**Dataset rows**:
################

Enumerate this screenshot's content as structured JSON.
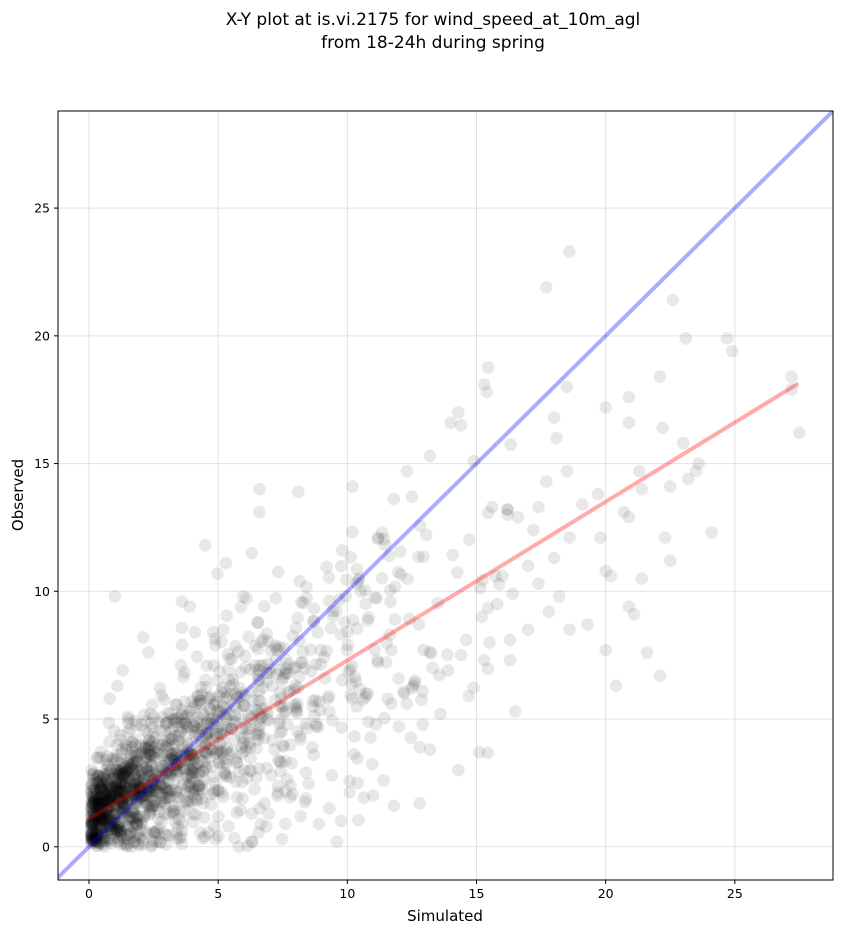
{
  "chart_data": {
    "type": "scatter",
    "title_lines": [
      "X-Y plot at is.vi.2175 for wind_speed_at_10m_agl",
      "from 18-24h during spring"
    ],
    "xlabel": "Simulated",
    "ylabel": "Observed",
    "xlim": [
      -1.2,
      28.8
    ],
    "ylim": [
      -1.3,
      28.8
    ],
    "xticks": [
      0,
      5,
      10,
      15,
      20,
      25
    ],
    "yticks": [
      0,
      5,
      10,
      15,
      20,
      25
    ],
    "grid": true,
    "colors": {
      "points": "#000000",
      "identity_line": "#0000ff",
      "fit_line": "#ff0000"
    },
    "lines": [
      {
        "kind": "identity",
        "x": [
          -1.2,
          28.8
        ],
        "y": [
          -1.2,
          28.8
        ]
      },
      {
        "kind": "fit",
        "x": [
          0.1,
          27.4
        ],
        "y": [
          1.15,
          18.1
        ]
      }
    ],
    "points_note_cluster": {
      "generated": true
    },
    "points": [
      [
        17.7,
        21.9
      ],
      [
        18.6,
        23.3
      ],
      [
        22.6,
        21.4
      ],
      [
        24.7,
        19.9
      ],
      [
        24.9,
        19.4
      ],
      [
        23.1,
        19.9
      ],
      [
        27.2,
        18.4
      ],
      [
        27.2,
        17.9
      ],
      [
        27.5,
        16.2
      ],
      [
        22.1,
        18.4
      ],
      [
        18.5,
        18.0
      ],
      [
        15.3,
        18.1
      ],
      [
        15.4,
        17.8
      ],
      [
        20.0,
        17.2
      ],
      [
        20.9,
        17.6
      ],
      [
        14.3,
        17.0
      ],
      [
        14.4,
        16.5
      ],
      [
        14.0,
        16.6
      ],
      [
        18.0,
        16.8
      ],
      [
        18.1,
        16.0
      ],
      [
        20.9,
        16.6
      ],
      [
        22.2,
        16.4
      ],
      [
        23.0,
        15.8
      ],
      [
        23.5,
        14.7
      ],
      [
        23.2,
        14.4
      ],
      [
        22.5,
        14.1
      ],
      [
        21.4,
        14.0
      ],
      [
        19.7,
        13.8
      ],
      [
        20.9,
        12.9
      ],
      [
        24.1,
        12.3
      ],
      [
        22.3,
        12.1
      ],
      [
        22.5,
        11.2
      ],
      [
        21.4,
        10.5
      ],
      [
        20.2,
        10.6
      ],
      [
        20.0,
        10.8
      ],
      [
        20.9,
        9.4
      ],
      [
        21.1,
        9.1
      ],
      [
        19.3,
        8.7
      ],
      [
        18.6,
        8.5
      ],
      [
        21.6,
        7.6
      ],
      [
        22.1,
        6.7
      ],
      [
        20.0,
        7.7
      ],
      [
        20.4,
        6.3
      ],
      [
        16.5,
        5.3
      ],
      [
        15.1,
        3.7
      ],
      [
        14.3,
        3.0
      ],
      [
        12.8,
        1.7
      ],
      [
        11.8,
        1.6
      ],
      [
        9.6,
        0.2
      ],
      [
        17.7,
        14.3
      ],
      [
        18.5,
        14.7
      ],
      [
        17.4,
        13.3
      ],
      [
        16.2,
        13.2
      ],
      [
        15.6,
        13.3
      ],
      [
        14.9,
        15.1
      ],
      [
        13.2,
        15.3
      ],
      [
        12.3,
        14.7
      ],
      [
        8.1,
        13.9
      ],
      [
        6.6,
        14.0
      ],
      [
        6.6,
        13.1
      ],
      [
        10.2,
        14.1
      ],
      [
        5.3,
        11.1
      ],
      [
        4.5,
        11.8
      ],
      [
        1.0,
        9.8
      ],
      [
        3.9,
        9.4
      ],
      [
        3.6,
        9.6
      ],
      [
        12.5,
        13.7
      ],
      [
        11.2,
        12.1
      ],
      [
        9.8,
        11.6
      ],
      [
        19.1,
        13.4
      ],
      [
        19.8,
        12.1
      ],
      [
        20.7,
        13.1
      ],
      [
        23.6,
        15.0
      ],
      [
        21.3,
        14.7
      ],
      [
        12.8,
        3.9
      ],
      [
        13.2,
        3.8
      ],
      [
        12.0,
        4.7
      ],
      [
        11.1,
        4.8
      ],
      [
        13.6,
        5.2
      ],
      [
        14.7,
        5.9
      ],
      [
        11.4,
        2.6
      ],
      [
        11.0,
        2.0
      ],
      [
        10.4,
        2.5
      ],
      [
        9.3,
        1.5
      ],
      [
        8.9,
        0.9
      ],
      [
        9.4,
        2.8
      ],
      [
        8.2,
        1.2
      ],
      [
        7.6,
        0.9
      ],
      [
        6.6,
        1.5
      ],
      [
        6.3,
        0.2
      ],
      [
        5.8,
        0.0
      ],
      [
        5.4,
        0.8
      ],
      [
        4.9,
        0.3
      ],
      [
        3.6,
        0.1
      ],
      [
        2.6,
        0.2
      ],
      [
        1.5,
        0.3
      ],
      [
        0.3,
        0.5
      ],
      [
        0.4,
        1.7
      ],
      [
        0.2,
        2.9
      ],
      [
        0.3,
        3.5
      ],
      [
        0.8,
        5.8
      ],
      [
        1.1,
        6.3
      ],
      [
        1.3,
        6.9
      ],
      [
        2.1,
        8.2
      ],
      [
        2.3,
        7.6
      ],
      [
        3.6,
        7.9
      ],
      [
        4.1,
        8.4
      ],
      [
        4.8,
        8.4
      ],
      [
        5.2,
        8.5
      ],
      [
        6.3,
        11.5
      ],
      [
        16.2,
        13.0
      ],
      [
        16.6,
        12.9
      ],
      [
        17.2,
        12.4
      ],
      [
        18.0,
        11.3
      ],
      [
        18.6,
        12.1
      ],
      [
        17.0,
        11.0
      ],
      [
        17.4,
        10.3
      ],
      [
        16.0,
        10.6
      ],
      [
        16.4,
        9.9
      ],
      [
        15.8,
        9.5
      ],
      [
        15.2,
        9.0
      ],
      [
        15.5,
        8.0
      ],
      [
        16.3,
        8.1
      ],
      [
        17.0,
        8.5
      ],
      [
        17.8,
        9.2
      ],
      [
        18.2,
        9.8
      ],
      [
        14.4,
        7.5
      ],
      [
        14.6,
        8.1
      ],
      [
        15.3,
        7.3
      ],
      [
        16.3,
        7.3
      ],
      [
        13.9,
        6.9
      ],
      [
        13.3,
        7.0
      ],
      [
        12.6,
        6.4
      ],
      [
        12.2,
        6.0
      ],
      [
        11.7,
        5.6
      ],
      [
        12.3,
        5.6
      ],
      [
        10.8,
        6.0
      ],
      [
        10.2,
        5.8
      ],
      [
        9.3,
        5.3
      ],
      [
        8.8,
        4.8
      ],
      [
        8.2,
        4.2
      ],
      [
        8.7,
        3.6
      ],
      [
        8.4,
        2.9
      ],
      [
        7.8,
        2.4
      ],
      [
        7.3,
        2.0
      ],
      [
        6.8,
        1.7
      ],
      [
        6.3,
        1.3
      ],
      [
        6.0,
        3.0
      ]
    ]
  }
}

################

**Set task**:
Return the listing above word for word, with the pictures removed.

**Task output**:
Enumerate this screenshot's content as structured JSON.
{
  "chart_data": {
    "type": "scatter",
    "title_lines": [
      "X-Y plot at is.vi.2175 for wind_speed_at_10m_agl",
      "from 18-24h during spring"
    ],
    "xlabel": "Simulated",
    "ylabel": "Observed",
    "xlim": [
      -1.2,
      28.8
    ],
    "ylim": [
      -1.3,
      28.8
    ],
    "xticks": [
      0,
      5,
      10,
      15,
      20,
      25
    ],
    "yticks": [
      0,
      5,
      10,
      15,
      20,
      25
    ],
    "grid": true,
    "colors": {
      "points": "#000000",
      "identity_line": "#0000ff",
      "fit_line": "#ff0000"
    },
    "lines": [
      {
        "kind": "identity",
        "x": [
          -1.2,
          28.8
        ],
        "y": [
          -1.2,
          28.8
        ]
      },
      {
        "kind": "fit",
        "x": [
          0.1,
          27.4
        ],
        "y": [
          1.15,
          18.1
        ]
      }
    ],
    "points_note_cluster": {
      "generated": true
    },
    "points": [
      [
        17.7,
        21.9
      ],
      [
        18.6,
        23.3
      ],
      [
        22.6,
        21.4
      ],
      [
        24.7,
        19.9
      ],
      [
        24.9,
        19.4
      ],
      [
        23.1,
        19.9
      ],
      [
        27.2,
        18.4
      ],
      [
        27.2,
        17.9
      ],
      [
        27.5,
        16.2
      ],
      [
        22.1,
        18.4
      ],
      [
        18.5,
        18.0
      ],
      [
        15.3,
        18.1
      ],
      [
        15.4,
        17.8
      ],
      [
        20.0,
        17.2
      ],
      [
        20.9,
        17.6
      ],
      [
        14.3,
        17.0
      ],
      [
        14.4,
        16.5
      ],
      [
        14.0,
        16.6
      ],
      [
        18.0,
        16.8
      ],
      [
        18.1,
        16.0
      ],
      [
        20.9,
        16.6
      ],
      [
        22.2,
        16.4
      ],
      [
        23.0,
        15.8
      ],
      [
        23.5,
        14.7
      ],
      [
        23.2,
        14.4
      ],
      [
        22.5,
        14.1
      ],
      [
        21.4,
        14.0
      ],
      [
        19.7,
        13.8
      ],
      [
        20.9,
        12.9
      ],
      [
        24.1,
        12.3
      ],
      [
        22.3,
        12.1
      ],
      [
        22.5,
        11.2
      ],
      [
        21.4,
        10.5
      ],
      [
        20.2,
        10.6
      ],
      [
        20.0,
        10.8
      ],
      [
        20.9,
        9.4
      ],
      [
        21.1,
        9.1
      ],
      [
        19.3,
        8.7
      ],
      [
        18.6,
        8.5
      ],
      [
        21.6,
        7.6
      ],
      [
        22.1,
        6.7
      ],
      [
        20.0,
        7.7
      ],
      [
        20.4,
        6.3
      ],
      [
        16.5,
        5.3
      ],
      [
        15.1,
        3.7
      ],
      [
        14.3,
        3.0
      ],
      [
        12.8,
        1.7
      ],
      [
        11.8,
        1.6
      ],
      [
        9.6,
        0.2
      ],
      [
        17.7,
        14.3
      ],
      [
        18.5,
        14.7
      ],
      [
        17.4,
        13.3
      ],
      [
        16.2,
        13.2
      ],
      [
        15.6,
        13.3
      ],
      [
        14.9,
        15.1
      ],
      [
        13.2,
        15.3
      ],
      [
        12.3,
        14.7
      ],
      [
        8.1,
        13.9
      ],
      [
        6.6,
        14.0
      ],
      [
        6.6,
        13.1
      ],
      [
        10.2,
        14.1
      ],
      [
        5.3,
        11.1
      ],
      [
        4.5,
        11.8
      ],
      [
        1.0,
        9.8
      ],
      [
        3.9,
        9.4
      ],
      [
        3.6,
        9.6
      ],
      [
        12.5,
        13.7
      ],
      [
        11.2,
        12.1
      ],
      [
        9.8,
        11.6
      ],
      [
        19.1,
        13.4
      ],
      [
        19.8,
        12.1
      ],
      [
        20.7,
        13.1
      ],
      [
        23.6,
        15.0
      ],
      [
        21.3,
        14.7
      ],
      [
        12.8,
        3.9
      ],
      [
        13.2,
        3.8
      ],
      [
        12.0,
        4.7
      ],
      [
        11.1,
        4.8
      ],
      [
        13.6,
        5.2
      ],
      [
        14.7,
        5.9
      ],
      [
        11.4,
        2.6
      ],
      [
        11.0,
        2.0
      ],
      [
        10.4,
        2.5
      ],
      [
        9.3,
        1.5
      ],
      [
        8.9,
        0.9
      ],
      [
        9.4,
        2.8
      ],
      [
        8.2,
        1.2
      ],
      [
        7.6,
        0.9
      ],
      [
        6.6,
        1.5
      ],
      [
        6.3,
        0.2
      ],
      [
        5.8,
        0.0
      ],
      [
        5.4,
        0.8
      ],
      [
        4.9,
        0.3
      ],
      [
        3.6,
        0.1
      ],
      [
        2.6,
        0.2
      ],
      [
        1.5,
        0.3
      ],
      [
        0.3,
        0.5
      ],
      [
        0.4,
        1.7
      ],
      [
        0.2,
        2.9
      ],
      [
        0.3,
        3.5
      ],
      [
        0.8,
        5.8
      ],
      [
        1.1,
        6.3
      ],
      [
        1.3,
        6.9
      ],
      [
        2.1,
        8.2
      ],
      [
        2.3,
        7.6
      ],
      [
        3.6,
        7.9
      ],
      [
        4.1,
        8.4
      ],
      [
        4.8,
        8.4
      ],
      [
        5.2,
        8.5
      ],
      [
        6.3,
        11.5
      ],
      [
        16.2,
        13.0
      ],
      [
        16.6,
        12.9
      ],
      [
        17.2,
        12.4
      ],
      [
        18.0,
        11.3
      ],
      [
        18.6,
        12.1
      ],
      [
        17.0,
        11.0
      ],
      [
        17.4,
        10.3
      ],
      [
        16.0,
        10.6
      ],
      [
        16.4,
        9.9
      ],
      [
        15.8,
        9.5
      ],
      [
        15.2,
        9.0
      ],
      [
        15.5,
        8.0
      ],
      [
        16.3,
        8.1
      ],
      [
        17.0,
        8.5
      ],
      [
        17.8,
        9.2
      ],
      [
        18.2,
        9.8
      ],
      [
        14.4,
        7.5
      ],
      [
        14.6,
        8.1
      ],
      [
        15.3,
        7.3
      ],
      [
        16.3,
        7.3
      ],
      [
        13.9,
        6.9
      ],
      [
        13.3,
        7.0
      ],
      [
        12.6,
        6.4
      ],
      [
        12.2,
        6.0
      ],
      [
        11.7,
        5.6
      ],
      [
        12.3,
        5.6
      ],
      [
        10.8,
        6.0
      ],
      [
        10.2,
        5.8
      ],
      [
        9.3,
        5.3
      ],
      [
        8.8,
        4.8
      ],
      [
        8.2,
        4.2
      ],
      [
        8.7,
        3.6
      ],
      [
        8.4,
        2.9
      ],
      [
        7.8,
        2.4
      ],
      [
        7.3,
        2.0
      ],
      [
        6.8,
        1.7
      ],
      [
        6.3,
        1.3
      ],
      [
        6.0,
        3.0
      ]
    ]
  }
}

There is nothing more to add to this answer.